Request. Which lines in the records below contain the word "Testaufgabe"? Copy each one out.

Excerpted data.
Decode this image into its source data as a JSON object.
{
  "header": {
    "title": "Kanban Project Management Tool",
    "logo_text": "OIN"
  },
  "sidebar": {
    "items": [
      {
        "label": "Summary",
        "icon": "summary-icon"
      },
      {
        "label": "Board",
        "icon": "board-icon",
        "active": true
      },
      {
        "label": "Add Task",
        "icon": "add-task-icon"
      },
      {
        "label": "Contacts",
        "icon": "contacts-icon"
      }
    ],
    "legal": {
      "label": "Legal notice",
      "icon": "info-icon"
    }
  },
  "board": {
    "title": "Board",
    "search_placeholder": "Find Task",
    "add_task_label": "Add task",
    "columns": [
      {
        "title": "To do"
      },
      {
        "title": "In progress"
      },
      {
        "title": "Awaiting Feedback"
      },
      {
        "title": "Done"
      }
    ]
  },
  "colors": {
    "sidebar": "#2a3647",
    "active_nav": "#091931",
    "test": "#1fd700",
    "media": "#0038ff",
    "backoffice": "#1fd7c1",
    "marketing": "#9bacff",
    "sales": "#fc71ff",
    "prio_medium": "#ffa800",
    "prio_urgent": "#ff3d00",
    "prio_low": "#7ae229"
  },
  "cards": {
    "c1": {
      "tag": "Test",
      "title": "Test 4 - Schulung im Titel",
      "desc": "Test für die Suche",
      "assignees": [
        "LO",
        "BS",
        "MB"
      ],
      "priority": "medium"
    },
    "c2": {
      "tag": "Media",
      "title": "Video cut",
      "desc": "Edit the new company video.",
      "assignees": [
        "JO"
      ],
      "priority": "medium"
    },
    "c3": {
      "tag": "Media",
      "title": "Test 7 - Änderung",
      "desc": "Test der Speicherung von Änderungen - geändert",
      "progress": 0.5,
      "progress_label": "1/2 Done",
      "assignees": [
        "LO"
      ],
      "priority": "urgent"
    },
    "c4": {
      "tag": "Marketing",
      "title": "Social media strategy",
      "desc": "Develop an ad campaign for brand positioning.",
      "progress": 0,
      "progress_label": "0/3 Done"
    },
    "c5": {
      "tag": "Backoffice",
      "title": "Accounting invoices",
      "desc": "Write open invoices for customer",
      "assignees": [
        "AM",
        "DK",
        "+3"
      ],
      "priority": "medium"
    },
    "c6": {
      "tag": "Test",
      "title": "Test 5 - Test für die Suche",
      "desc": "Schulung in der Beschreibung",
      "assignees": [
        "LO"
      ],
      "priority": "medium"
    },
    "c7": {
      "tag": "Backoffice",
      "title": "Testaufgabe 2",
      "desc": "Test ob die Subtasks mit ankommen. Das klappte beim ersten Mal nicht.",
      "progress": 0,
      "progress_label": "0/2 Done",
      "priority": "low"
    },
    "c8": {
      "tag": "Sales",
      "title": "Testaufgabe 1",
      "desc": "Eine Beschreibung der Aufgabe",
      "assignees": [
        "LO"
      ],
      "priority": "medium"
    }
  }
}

Response to this task.
      "title": "Testaufgabe 2",
      "title": "Testaufgabe 1",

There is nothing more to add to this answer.